(Coordinate annotation data)
[START]

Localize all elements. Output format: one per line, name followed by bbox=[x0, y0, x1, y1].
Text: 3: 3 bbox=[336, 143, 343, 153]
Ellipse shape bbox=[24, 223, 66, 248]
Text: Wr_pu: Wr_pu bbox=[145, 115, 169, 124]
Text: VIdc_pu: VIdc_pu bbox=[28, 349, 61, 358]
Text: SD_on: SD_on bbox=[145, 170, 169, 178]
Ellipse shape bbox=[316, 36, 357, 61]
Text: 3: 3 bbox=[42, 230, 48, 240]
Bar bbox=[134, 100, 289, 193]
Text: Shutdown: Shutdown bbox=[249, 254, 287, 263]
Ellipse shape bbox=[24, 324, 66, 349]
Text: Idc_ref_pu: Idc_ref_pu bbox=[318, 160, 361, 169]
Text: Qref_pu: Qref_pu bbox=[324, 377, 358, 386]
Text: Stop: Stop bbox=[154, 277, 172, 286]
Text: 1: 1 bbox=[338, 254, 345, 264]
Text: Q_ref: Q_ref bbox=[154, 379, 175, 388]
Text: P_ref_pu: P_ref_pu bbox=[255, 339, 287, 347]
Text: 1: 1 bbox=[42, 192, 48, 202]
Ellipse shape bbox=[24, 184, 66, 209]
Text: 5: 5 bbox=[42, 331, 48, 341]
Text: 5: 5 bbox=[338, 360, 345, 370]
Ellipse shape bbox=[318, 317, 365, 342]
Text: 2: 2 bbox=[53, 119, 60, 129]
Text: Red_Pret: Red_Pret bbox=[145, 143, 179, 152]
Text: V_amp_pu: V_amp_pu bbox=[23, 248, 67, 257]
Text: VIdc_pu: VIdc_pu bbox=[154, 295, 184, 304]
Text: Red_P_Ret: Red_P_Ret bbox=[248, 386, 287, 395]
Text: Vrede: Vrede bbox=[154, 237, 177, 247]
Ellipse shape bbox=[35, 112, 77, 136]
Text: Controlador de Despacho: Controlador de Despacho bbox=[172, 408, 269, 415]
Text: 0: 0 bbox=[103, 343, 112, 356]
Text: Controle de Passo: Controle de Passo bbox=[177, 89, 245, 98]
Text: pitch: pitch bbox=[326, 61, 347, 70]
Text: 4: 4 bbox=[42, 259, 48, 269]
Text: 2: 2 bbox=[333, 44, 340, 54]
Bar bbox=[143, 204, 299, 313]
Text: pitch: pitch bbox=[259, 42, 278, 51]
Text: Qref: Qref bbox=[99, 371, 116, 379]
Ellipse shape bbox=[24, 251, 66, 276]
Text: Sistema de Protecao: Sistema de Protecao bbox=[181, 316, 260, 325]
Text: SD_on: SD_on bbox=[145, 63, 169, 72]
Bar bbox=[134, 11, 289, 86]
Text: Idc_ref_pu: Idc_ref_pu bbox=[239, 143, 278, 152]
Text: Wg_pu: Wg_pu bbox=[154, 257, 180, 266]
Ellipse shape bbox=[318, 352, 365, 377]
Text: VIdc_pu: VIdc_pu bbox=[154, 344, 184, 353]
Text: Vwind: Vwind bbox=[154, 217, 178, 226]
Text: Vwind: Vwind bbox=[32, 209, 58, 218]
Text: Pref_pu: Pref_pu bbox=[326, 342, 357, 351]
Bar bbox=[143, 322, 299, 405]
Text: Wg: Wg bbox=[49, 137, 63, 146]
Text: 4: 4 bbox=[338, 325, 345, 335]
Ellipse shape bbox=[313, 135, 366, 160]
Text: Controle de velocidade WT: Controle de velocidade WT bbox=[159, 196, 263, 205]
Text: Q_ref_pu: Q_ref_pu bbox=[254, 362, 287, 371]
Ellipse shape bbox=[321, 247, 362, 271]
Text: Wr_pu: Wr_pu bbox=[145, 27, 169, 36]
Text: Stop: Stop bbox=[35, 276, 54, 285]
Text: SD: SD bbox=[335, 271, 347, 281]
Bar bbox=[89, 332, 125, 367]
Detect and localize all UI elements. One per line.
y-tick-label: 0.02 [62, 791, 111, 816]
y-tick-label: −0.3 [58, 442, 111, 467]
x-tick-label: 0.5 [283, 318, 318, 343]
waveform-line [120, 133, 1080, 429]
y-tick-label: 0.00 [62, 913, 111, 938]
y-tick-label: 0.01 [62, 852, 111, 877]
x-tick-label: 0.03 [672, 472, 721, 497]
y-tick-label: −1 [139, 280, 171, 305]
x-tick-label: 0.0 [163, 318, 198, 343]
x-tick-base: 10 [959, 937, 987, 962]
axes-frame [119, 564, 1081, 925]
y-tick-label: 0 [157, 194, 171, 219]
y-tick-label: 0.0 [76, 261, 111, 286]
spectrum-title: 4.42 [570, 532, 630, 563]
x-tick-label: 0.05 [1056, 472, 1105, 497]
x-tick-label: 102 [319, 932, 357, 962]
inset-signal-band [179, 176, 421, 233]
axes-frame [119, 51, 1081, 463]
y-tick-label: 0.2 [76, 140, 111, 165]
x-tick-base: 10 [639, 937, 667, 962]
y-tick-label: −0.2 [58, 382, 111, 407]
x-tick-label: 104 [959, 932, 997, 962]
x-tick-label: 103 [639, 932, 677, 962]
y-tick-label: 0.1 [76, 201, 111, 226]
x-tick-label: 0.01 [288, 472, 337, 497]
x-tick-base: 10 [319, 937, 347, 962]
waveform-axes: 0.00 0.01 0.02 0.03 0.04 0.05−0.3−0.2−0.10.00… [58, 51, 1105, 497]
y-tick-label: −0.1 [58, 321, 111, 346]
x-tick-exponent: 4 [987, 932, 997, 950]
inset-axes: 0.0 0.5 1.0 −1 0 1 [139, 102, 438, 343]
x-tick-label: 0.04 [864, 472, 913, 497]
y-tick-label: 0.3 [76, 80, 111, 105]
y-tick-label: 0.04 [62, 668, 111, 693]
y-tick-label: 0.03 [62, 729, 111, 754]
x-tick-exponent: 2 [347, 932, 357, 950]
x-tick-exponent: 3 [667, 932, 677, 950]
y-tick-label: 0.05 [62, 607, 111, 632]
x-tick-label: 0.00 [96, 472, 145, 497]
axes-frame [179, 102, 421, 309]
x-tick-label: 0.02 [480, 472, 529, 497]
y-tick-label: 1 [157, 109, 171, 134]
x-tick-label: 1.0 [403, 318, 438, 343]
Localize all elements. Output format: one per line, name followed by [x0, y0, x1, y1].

[END]
[START]

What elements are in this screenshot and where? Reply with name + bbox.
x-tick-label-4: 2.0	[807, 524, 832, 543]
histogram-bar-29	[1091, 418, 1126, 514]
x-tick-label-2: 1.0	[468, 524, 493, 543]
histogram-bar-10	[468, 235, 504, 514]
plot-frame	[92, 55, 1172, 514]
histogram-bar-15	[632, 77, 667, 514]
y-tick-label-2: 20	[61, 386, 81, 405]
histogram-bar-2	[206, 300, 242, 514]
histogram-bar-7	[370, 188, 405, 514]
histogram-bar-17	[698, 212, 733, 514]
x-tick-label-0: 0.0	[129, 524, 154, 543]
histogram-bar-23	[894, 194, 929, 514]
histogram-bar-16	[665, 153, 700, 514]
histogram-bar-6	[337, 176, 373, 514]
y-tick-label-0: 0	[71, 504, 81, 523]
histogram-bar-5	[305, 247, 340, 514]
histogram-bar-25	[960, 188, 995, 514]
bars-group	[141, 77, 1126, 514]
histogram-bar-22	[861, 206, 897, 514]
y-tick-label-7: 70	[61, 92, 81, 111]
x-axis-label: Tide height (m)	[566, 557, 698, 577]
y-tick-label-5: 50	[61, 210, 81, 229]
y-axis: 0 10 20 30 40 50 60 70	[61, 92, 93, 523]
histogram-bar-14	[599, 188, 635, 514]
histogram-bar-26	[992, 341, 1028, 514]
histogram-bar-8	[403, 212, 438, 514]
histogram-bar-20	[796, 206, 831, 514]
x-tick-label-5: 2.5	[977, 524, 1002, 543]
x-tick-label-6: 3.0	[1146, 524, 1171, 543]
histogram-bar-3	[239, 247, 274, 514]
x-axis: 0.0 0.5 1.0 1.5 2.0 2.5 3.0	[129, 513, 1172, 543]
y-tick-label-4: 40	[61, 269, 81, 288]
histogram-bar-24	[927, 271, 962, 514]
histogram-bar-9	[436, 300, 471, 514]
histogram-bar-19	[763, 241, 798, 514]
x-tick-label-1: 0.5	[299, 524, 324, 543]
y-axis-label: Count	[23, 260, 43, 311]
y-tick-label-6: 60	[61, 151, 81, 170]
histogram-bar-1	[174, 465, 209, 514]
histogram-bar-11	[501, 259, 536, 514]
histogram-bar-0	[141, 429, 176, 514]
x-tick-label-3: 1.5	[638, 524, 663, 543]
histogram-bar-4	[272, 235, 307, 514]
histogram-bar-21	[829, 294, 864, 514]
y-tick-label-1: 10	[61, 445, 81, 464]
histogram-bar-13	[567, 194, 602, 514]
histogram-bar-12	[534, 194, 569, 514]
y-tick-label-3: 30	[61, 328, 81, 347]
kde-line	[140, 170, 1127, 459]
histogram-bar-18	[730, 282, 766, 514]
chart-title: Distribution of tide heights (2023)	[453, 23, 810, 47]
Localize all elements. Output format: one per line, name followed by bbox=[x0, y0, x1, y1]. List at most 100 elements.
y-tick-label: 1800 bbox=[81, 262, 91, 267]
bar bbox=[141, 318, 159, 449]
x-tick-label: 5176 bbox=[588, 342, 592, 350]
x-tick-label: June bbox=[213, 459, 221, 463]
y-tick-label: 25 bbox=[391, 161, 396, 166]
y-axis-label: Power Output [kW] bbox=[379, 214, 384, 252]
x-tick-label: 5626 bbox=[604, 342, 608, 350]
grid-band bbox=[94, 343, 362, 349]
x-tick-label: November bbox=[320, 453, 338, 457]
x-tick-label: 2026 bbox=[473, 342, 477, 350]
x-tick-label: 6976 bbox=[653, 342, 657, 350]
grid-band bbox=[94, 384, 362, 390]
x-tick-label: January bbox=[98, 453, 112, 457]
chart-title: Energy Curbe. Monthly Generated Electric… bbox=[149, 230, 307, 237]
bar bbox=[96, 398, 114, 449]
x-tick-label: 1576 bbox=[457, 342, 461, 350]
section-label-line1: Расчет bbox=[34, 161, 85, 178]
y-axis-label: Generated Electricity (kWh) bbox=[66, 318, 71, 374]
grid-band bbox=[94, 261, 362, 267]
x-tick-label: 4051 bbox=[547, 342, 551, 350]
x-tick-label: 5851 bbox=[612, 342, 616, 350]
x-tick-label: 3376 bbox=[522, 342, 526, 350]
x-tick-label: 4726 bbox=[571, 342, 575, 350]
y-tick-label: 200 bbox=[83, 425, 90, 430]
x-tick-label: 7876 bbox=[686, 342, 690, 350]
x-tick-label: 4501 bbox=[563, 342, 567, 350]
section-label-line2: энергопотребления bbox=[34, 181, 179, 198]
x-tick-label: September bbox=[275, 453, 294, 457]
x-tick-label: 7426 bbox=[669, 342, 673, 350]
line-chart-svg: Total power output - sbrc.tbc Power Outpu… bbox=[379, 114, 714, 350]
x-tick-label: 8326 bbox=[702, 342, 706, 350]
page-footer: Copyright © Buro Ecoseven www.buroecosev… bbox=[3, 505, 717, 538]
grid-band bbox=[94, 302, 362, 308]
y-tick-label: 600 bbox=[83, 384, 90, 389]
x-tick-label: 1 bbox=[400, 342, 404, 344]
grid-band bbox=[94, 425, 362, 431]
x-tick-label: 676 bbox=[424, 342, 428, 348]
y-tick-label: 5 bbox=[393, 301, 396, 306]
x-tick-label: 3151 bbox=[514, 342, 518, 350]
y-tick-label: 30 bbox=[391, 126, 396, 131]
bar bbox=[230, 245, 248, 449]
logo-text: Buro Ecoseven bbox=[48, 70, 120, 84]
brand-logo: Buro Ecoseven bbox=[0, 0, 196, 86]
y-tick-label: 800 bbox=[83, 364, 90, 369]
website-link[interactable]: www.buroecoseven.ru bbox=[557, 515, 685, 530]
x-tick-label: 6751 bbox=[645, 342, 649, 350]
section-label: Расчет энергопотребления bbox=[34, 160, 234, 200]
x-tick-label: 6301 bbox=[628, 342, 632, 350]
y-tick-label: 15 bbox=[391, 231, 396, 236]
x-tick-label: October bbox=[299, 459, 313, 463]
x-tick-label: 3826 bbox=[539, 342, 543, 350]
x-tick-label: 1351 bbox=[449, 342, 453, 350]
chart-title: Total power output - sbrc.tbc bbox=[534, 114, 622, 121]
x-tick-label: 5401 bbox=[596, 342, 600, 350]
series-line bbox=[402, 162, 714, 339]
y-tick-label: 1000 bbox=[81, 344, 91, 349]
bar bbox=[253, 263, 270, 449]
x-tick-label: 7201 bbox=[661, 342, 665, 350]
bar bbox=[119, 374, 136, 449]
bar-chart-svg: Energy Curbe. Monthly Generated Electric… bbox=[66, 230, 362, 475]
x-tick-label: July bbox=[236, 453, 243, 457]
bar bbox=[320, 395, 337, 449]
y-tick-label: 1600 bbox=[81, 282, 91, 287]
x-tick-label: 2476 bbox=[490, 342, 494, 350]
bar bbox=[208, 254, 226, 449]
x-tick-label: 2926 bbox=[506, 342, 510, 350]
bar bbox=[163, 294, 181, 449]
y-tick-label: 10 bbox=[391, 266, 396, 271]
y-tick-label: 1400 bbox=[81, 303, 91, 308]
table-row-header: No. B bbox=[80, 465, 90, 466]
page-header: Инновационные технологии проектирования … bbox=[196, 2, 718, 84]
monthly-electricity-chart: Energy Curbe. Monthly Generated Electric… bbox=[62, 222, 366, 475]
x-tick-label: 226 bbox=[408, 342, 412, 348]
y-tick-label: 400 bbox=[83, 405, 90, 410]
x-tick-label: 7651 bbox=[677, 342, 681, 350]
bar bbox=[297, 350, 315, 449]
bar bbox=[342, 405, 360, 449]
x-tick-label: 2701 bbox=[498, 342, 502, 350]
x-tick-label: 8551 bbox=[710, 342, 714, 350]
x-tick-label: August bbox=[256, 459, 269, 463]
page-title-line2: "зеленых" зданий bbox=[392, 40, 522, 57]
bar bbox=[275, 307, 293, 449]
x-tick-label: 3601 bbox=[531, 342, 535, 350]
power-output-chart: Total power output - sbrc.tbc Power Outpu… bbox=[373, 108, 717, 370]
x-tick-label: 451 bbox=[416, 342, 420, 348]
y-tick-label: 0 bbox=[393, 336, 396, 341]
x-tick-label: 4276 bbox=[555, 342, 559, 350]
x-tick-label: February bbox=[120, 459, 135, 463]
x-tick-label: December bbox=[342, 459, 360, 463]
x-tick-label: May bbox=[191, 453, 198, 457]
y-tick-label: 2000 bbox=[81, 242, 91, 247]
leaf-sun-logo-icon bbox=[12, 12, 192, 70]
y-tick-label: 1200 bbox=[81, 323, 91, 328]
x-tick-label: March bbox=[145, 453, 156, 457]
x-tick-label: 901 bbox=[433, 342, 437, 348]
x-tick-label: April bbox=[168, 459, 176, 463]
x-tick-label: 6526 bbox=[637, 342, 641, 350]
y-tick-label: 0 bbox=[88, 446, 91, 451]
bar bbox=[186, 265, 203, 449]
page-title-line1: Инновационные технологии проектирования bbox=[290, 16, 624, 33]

[END]
[START]

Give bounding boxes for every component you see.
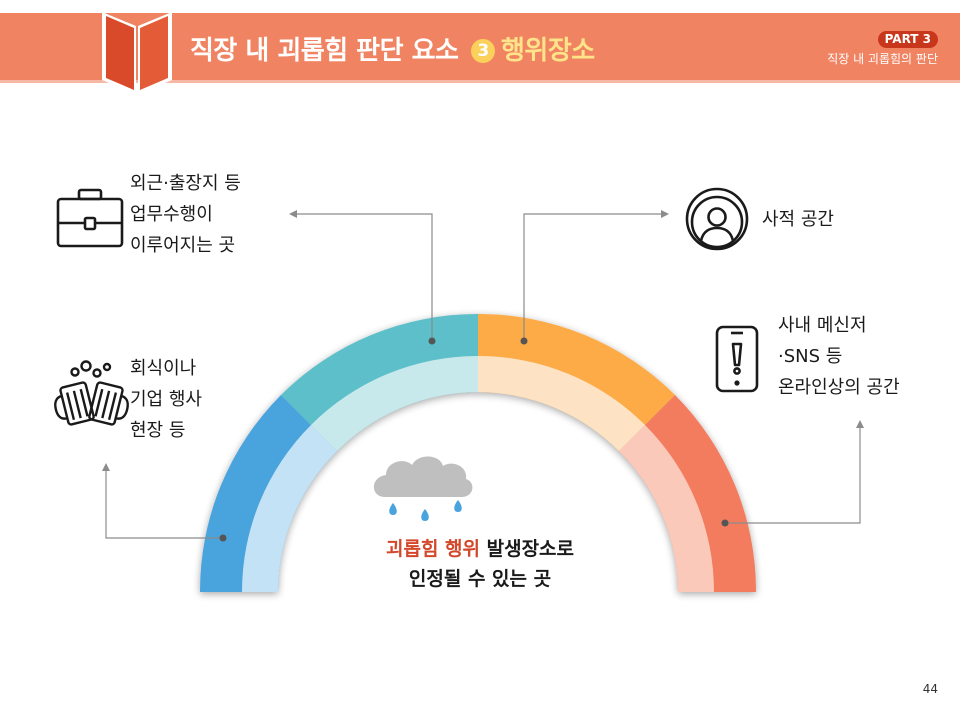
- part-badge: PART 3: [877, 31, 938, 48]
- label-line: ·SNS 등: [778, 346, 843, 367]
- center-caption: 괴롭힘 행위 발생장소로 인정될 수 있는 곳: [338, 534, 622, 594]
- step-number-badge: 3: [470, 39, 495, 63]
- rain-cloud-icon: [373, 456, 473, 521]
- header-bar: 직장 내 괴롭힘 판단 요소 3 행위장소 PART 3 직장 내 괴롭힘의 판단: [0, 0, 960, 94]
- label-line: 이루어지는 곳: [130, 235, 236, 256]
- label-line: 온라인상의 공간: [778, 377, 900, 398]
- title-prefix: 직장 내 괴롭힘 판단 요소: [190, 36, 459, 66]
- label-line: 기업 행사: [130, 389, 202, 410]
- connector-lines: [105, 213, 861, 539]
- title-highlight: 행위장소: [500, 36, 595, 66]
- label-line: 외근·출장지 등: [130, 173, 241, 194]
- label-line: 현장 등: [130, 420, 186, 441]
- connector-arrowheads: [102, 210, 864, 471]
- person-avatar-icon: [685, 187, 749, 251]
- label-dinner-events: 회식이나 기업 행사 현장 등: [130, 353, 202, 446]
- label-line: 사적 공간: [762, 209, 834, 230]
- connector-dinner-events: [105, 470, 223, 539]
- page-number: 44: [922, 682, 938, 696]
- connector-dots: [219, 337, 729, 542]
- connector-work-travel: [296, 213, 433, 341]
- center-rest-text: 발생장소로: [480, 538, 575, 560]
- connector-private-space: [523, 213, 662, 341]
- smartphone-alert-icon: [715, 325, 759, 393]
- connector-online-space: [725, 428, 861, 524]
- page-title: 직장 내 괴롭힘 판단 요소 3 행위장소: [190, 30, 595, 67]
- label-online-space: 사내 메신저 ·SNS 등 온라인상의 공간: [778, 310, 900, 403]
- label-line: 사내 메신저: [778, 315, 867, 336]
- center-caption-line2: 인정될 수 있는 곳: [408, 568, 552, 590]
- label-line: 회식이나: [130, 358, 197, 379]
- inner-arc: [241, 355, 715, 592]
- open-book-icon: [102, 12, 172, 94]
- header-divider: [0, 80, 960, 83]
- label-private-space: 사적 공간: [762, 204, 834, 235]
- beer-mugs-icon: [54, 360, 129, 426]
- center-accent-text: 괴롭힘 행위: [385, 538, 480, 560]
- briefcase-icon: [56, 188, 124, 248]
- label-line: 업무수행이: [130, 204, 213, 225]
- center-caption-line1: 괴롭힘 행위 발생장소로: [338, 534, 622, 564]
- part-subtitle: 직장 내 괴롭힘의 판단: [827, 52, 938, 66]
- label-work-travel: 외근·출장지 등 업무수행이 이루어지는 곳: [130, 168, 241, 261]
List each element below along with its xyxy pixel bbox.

[END]

[Task objective] Please repeat the lines in the data above, starting with the line that contains "- part-badge: PART 3: [877, 31, 938, 48]" and going on through the line that contains "List each element", with both of those lines included.

[Solution for this problem]
- part-badge: PART 3: [877, 31, 938, 48]
- label-line: ·SNS 등: [778, 346, 843, 367]
- center-caption: 괴롭힘 행위 발생장소로 인정될 수 있는 곳: [338, 534, 622, 594]
- step-number-badge: 3: [470, 39, 495, 63]
- rain-cloud-icon: [373, 456, 473, 521]
- header-bar: 직장 내 괴롭힘 판단 요소 3 행위장소 PART 3 직장 내 괴롭힘의 판단: [0, 0, 960, 94]
- label-line: 이루어지는 곳: [130, 235, 236, 256]
- label-line: 온라인상의 공간: [778, 377, 900, 398]
- title-prefix: 직장 내 괴롭힘 판단 요소: [190, 36, 459, 66]
- label-line: 기업 행사: [130, 389, 202, 410]
- connector-lines: [105, 213, 861, 539]
- title-highlight: 행위장소: [500, 36, 595, 66]
- label-line: 외근·출장지 등: [130, 173, 241, 194]
- label-line: 현장 등: [130, 420, 186, 441]
- connector-arrowheads: [102, 210, 864, 471]
- person-avatar-icon: [685, 187, 749, 251]
- label-dinner-events: 회식이나 기업 행사 현장 등: [130, 353, 202, 446]
- label-line: 사적 공간: [762, 209, 834, 230]
- connector-dinner-events: [105, 470, 223, 539]
- page-number: 44: [922, 682, 938, 696]
- connector-dots: [219, 337, 729, 542]
- connector-work-travel: [296, 213, 433, 341]
- center-rest-text: 발생장소로: [480, 538, 575, 560]
- connector-private-space: [523, 213, 662, 341]
- smartphone-alert-icon: [715, 325, 759, 393]
- connector-online-space: [725, 428, 861, 524]
- page-title: 직장 내 괴롭힘 판단 요소 3 행위장소: [190, 30, 595, 67]
- label-online-space: 사내 메신저 ·SNS 등 온라인상의 공간: [778, 310, 900, 403]
- label-line: 사내 메신저: [778, 315, 867, 336]
- center-caption-line2: 인정될 수 있는 곳: [408, 568, 552, 590]
- label-line: 회식이나: [130, 358, 197, 379]
- inner-arc: [241, 355, 715, 592]
- open-book-icon: [102, 12, 172, 94]
- header-divider: [0, 80, 960, 83]
- label-private-space: 사적 공간: [762, 204, 834, 235]
- beer-mugs-icon: [54, 360, 129, 426]
- center-accent-text: 괴롭힘 행위: [385, 538, 480, 560]
- briefcase-icon: [56, 188, 124, 248]
- label-line: 업무수행이: [130, 204, 213, 225]
- center-caption-line1: 괴롭힘 행위 발생장소로: [338, 534, 622, 564]
- part-subtitle: 직장 내 괴롭힘의 판단: [827, 52, 938, 66]
- label-work-travel: 외근·출장지 등 업무수행이 이루어지는 곳: [130, 168, 241, 261]
List each element below along with its xyxy pixel bbox.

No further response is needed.